[STORED DATA start]
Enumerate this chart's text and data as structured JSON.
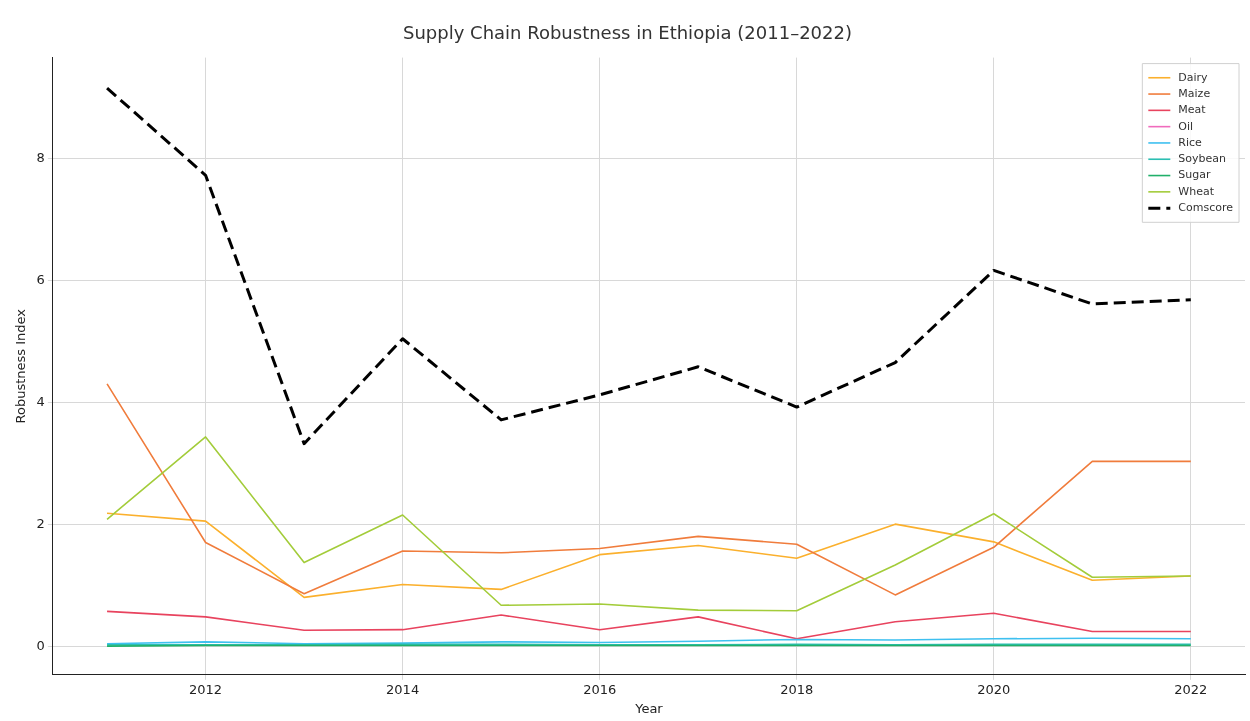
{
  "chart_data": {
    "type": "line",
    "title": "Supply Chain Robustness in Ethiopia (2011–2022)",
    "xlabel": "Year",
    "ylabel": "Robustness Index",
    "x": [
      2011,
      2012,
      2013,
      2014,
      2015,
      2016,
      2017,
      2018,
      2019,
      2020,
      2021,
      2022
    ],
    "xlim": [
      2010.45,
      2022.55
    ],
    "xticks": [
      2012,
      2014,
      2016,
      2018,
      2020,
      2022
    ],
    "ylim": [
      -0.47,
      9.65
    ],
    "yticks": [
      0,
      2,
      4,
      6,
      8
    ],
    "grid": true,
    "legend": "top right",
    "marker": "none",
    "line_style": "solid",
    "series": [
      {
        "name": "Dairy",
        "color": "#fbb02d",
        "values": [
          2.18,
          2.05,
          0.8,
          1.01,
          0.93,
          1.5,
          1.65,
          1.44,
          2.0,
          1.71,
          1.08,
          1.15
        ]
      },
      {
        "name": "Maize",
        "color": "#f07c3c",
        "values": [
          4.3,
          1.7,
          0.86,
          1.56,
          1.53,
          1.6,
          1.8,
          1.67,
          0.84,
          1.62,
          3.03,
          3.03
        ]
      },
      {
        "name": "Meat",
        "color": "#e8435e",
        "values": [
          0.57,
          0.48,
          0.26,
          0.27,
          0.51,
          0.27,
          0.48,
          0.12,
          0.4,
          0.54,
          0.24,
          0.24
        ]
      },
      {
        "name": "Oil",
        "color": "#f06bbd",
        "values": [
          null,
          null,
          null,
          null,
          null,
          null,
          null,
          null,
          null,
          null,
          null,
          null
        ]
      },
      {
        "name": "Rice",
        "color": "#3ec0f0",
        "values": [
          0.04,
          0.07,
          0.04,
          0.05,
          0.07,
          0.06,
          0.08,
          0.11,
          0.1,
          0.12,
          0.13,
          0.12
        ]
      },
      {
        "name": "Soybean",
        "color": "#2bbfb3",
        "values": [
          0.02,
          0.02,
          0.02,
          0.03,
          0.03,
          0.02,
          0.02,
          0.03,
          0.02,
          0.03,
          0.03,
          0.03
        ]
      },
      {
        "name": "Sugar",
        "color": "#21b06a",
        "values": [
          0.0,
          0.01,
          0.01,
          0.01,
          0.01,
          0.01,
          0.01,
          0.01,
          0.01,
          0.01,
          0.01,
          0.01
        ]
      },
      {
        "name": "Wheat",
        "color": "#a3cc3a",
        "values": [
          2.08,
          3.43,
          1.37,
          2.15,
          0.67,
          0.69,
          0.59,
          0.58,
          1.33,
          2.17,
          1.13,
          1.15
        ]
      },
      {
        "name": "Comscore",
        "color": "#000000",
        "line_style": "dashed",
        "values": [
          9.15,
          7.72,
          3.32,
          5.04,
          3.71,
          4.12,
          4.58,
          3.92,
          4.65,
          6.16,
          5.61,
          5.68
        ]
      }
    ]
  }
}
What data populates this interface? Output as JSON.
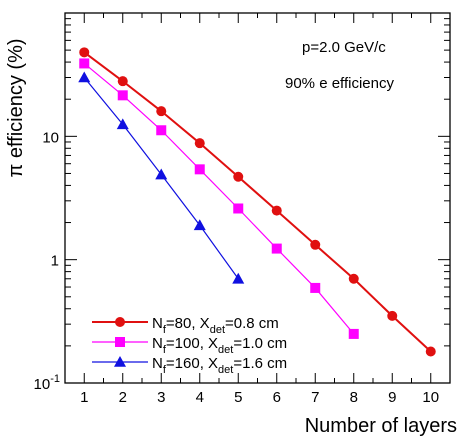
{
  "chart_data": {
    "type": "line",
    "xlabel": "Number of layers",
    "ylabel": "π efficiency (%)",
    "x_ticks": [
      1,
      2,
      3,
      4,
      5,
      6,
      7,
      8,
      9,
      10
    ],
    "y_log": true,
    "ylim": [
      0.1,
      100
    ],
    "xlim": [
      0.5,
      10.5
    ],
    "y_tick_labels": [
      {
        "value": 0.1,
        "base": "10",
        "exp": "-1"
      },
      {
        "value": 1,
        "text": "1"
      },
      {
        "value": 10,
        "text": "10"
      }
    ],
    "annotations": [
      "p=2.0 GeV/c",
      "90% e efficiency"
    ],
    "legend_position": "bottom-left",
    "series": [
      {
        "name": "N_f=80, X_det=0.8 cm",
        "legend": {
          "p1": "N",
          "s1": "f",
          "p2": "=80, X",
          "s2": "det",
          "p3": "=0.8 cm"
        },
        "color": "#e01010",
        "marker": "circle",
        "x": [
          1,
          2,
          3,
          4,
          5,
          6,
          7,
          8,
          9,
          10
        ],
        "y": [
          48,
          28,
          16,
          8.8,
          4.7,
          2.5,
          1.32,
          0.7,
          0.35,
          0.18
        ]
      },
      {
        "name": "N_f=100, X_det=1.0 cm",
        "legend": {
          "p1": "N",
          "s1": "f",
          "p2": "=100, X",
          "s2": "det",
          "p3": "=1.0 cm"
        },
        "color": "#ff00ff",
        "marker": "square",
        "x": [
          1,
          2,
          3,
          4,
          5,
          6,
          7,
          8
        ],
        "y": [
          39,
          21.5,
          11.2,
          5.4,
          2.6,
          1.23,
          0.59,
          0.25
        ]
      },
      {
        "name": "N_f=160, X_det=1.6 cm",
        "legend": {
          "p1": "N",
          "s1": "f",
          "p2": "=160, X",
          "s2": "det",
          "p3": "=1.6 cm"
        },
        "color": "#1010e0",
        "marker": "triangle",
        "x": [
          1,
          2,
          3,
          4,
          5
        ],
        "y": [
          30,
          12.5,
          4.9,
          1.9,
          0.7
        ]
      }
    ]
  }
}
[STORED DATA end]
• _JOB_
From the entries above, copy every line containing the word "ylabel".

• _ANSWER TO THIS PROBLEM_
    "ylabel": "Robustness Index",
    "ylabel": "π efficiency (%)",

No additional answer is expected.